GOAL:
Retype every entry exactly, character for character.

┄┄┄┄┄┄┄┄┄┄┄┄┄┄┄┄┄┄┄┄

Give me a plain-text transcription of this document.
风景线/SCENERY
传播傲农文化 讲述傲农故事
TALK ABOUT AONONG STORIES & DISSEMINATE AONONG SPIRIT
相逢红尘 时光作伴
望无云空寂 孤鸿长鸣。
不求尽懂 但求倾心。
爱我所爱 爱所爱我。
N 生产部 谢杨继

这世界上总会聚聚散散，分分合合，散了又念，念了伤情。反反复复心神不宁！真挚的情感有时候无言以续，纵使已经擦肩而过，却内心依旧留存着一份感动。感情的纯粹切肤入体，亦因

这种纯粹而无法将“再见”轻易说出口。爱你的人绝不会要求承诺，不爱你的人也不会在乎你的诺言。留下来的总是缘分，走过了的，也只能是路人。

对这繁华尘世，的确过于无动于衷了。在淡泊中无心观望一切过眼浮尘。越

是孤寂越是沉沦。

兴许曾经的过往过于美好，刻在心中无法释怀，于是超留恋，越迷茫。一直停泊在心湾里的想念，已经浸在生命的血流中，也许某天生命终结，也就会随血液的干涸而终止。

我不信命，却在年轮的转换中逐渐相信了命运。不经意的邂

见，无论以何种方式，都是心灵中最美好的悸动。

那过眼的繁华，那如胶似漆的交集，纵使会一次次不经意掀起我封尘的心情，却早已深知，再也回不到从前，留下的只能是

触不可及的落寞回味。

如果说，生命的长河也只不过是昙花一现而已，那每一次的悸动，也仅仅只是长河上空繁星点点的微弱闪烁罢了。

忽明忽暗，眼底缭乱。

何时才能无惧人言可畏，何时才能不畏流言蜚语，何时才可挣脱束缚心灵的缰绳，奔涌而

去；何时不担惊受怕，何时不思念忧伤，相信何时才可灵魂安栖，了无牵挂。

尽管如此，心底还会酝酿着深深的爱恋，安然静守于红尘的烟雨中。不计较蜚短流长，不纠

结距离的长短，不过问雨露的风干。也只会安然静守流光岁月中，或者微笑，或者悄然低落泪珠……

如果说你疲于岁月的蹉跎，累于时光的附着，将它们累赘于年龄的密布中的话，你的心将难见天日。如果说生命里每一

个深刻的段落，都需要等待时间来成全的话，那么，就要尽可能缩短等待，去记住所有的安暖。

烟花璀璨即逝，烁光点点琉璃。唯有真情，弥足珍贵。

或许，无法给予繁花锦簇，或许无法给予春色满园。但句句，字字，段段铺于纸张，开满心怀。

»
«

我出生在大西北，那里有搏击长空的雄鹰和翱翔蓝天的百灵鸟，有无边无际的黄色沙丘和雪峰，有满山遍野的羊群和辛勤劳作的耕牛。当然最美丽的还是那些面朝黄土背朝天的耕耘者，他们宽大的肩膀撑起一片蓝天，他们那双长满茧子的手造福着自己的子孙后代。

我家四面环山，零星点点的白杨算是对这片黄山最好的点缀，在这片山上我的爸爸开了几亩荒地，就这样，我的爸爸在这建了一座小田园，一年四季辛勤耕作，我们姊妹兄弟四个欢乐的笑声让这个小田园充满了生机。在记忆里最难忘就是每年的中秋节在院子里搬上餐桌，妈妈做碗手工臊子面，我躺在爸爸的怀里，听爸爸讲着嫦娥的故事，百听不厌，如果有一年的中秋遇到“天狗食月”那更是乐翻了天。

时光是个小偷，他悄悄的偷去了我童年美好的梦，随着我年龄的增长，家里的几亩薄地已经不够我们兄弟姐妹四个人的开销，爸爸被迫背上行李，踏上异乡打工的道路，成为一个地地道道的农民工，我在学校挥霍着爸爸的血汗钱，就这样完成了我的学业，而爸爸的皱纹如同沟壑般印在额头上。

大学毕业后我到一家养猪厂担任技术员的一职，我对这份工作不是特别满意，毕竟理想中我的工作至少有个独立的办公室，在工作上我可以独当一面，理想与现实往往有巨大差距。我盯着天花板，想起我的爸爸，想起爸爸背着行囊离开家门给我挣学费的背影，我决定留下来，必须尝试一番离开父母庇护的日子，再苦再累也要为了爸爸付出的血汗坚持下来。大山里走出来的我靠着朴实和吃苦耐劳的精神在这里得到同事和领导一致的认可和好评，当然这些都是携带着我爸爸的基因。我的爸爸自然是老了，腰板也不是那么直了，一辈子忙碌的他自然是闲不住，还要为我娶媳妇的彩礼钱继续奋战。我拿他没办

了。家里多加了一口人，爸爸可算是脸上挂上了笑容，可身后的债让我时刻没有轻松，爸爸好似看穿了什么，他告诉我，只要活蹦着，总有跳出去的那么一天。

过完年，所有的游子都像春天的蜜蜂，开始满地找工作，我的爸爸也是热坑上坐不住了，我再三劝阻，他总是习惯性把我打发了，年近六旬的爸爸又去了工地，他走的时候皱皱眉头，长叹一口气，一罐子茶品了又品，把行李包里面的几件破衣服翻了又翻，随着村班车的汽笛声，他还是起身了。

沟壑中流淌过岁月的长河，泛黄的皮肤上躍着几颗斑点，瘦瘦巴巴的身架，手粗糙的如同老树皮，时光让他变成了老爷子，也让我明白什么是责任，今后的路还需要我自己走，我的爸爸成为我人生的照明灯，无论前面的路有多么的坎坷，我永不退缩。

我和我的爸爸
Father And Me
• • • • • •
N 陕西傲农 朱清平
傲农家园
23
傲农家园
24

┄┄┄┄┄┄┄┄┄┄┄┄┄┄┄┄┄┄┄┄

RESULT OF THIS EXERCISE:
Give me a plain-text transcription of this document.
风景线/SCENERY
传播傲农文化 讲述傲农故事
TALK ABOUT AONONG STORIES & DISSEMINATE AONONG SPIRIT
相逢红尘 时光作伴
望无云空寂 孤鸿长鸣。
不求尽懂 但求倾心。
爱我所爱 爱所爱我。
N 生产部 谢杨继

这世界上总会聚聚散散，分分合合，散了又念，念了伤情。反反复复心神不宁！真挚的情感有时候无言以续，纵使已经擦肩而过，却内心依旧留存着一份感动。感情的纯粹切肤入体，亦因

这种纯粹而无法将“再见”轻易说出口。爱你的人绝不会要求承诺，不爱你的人也不会在乎你的诺言。留下来的总是缘分，走过了的，也只能是路人。

对这繁华尘世，的确过于无动于衷了。在淡泊中无心观望一切过眼浮尘。越

是孤寂越是沉沦。

兴许曾经的过往过于美好，刻在心中无法释怀，于是超留恋，越迷茫。一直停泊在心湾里的想念，已经浸在生命的血流中，也许某天生命终结，也就会随血液的干涸而终止。

我不信命，却在年轮的转换中逐渐相信了命运。不经意的邂

见，无论以何种方式，都是心灵中最美好的悸动。

那过眼的繁华，那如胶似漆的交集，纵使会一次次不经意掀起我封尘的心情，却早已深知，再也回不到从前，留下的只能是

触不可及的落寞回味。

如果说，生命的长河也只不过是昙花一现而已，那每一次的悸动，也仅仅只是长河上空繁星点点的微弱闪烁罢了。

忽明忽暗，眼底缭乱。

何时才能无惧人言可畏，何时才能不畏流言蜚语，何时才可挣脱束缚心灵的缰绳，奔涌而

去；何时不担惊受怕，何时不思念忧伤，相信何时才可灵魂安栖，了无牵挂。

尽管如此，心底还会酝酿着深深的爱恋，安然静守于红尘的烟雨中。不计较蜚短流长，不纠

结距离的长短，不过问雨露的风干。也只会安然静守流光岁月中，或者微笑，或者悄然低落泪珠……

如果说你疲于岁月的蹉跎，累于时光的附着，将它们累赘于年龄的密布中的话，你的心将难见天日。如果说生命里每一

个深刻的段落，都需要等待时间来成全的话，那么，就要尽可能缩短等待，去记住所有的安暖。

烟花璀璨即逝，烁光点点琉璃。唯有真情，弥足珍贵。

或许，无法给予繁花锦簇，或许无法给予春色满园。但句句，字字，段段铺于纸张，开满心怀。

»
«

我出生在大西北，那里有搏击长空的雄鹰和翱翔蓝天的百灵鸟，有无边无际的黄色沙丘和雪峰，有满山遍野的羊群和辛勤劳作的耕牛。当然最美丽的还是那些面朝黄土背朝天的耕耘者，他们宽大的肩膀撑起一片蓝天，他们那双长满茧子的手造福着自己的子孙后代。

我家四面环山，零星点点的白杨算是对这片黄山最好的点缀，在这片山上我的爸爸开了几亩荒地，就这样，我的爸爸在这建了一座小田园，一年四季辛勤耕作，我们姊妹兄弟四个欢乐的笑声让这个小田园充满了生机。在记忆里最难忘就是每年的中秋节在院子里搬上餐桌，妈妈做碗手工臊子面，我躺在爸爸的怀里，听爸爸讲着嫦娥的故事，百听不厌，如果有一年的中秋遇到“天狗食月”那更是乐翻了天。

时光是个小偷，他悄悄的偷去了我童年美好的梦，随着我年龄的增长，家里的几亩薄地已经不够我们兄弟姐妹四个人的开销，爸爸被迫背上行李，踏上异乡打工的道路，成为一个地地道道的农民工，我在学校挥霍着爸爸的血汗钱，就这样完成了我的学业，而爸爸的皱纹如同沟壑般印在额头上。

大学毕业后我到一家养猪厂担任技术员的一职，我对这份工作不是特别满意，毕竟理想中我的工作至少有个独立的办公室，在工作上我可以独当一面，理想与现实往往有巨大差距。我盯着天花板，想起我的爸爸，想起爸爸背着行囊离开家门给我挣学费的背影，我决定留下来，必须尝试一番离开父母庇护的日子，再苦再累也要为了爸爸付出的血汗坚持下来。大山里走出来的我靠着朴实和吃苦耐劳的精神在这里得到同事和领导一致的认可和好评，当然这些都是携带着我爸爸的基因。我的爸爸自然是老了，腰板也不是那么直了，一辈子忙碌的他自然是闲不住，还要为我娶媳妇的彩礼钱继续奋战。我拿他没办

了。家里多加了一口人，爸爸可算是脸上挂上了笑容，可身后的债让我时刻没有轻松，爸爸好似看穿了什么，他告诉我，只要活蹦着，总有跳出去的那么一天。

过完年，所有的游子都像春天的蜜蜂，开始满地找工作，我的爸爸也是热坑上坐不住了，我再三劝阻，他总是习惯性把我打发了，年近六旬的爸爸又去了工地，他走的时候皱皱眉头，长叹一口气，一罐子茶品了又品，把行李包里面的几件破衣服翻了又翻，随着村班车的汽笛声，他还是起身了。

沟壑中流淌过岁月的长河，泛黄的皮肤上躍着几颗斑点，瘦瘦巴巴的身架，手粗糙的如同老树皮，时光让他变成了老爷子，也让我明白什么是责任，今后的路还需要我自己走，我的爸爸成为我人生的照明灯，无论前面的路有多么的坎坷，我永不退缩。

我和我的爸爸
Father And Me
• • • • • •
N 陕西傲农 朱清平
傲农家园
23
傲农家园
24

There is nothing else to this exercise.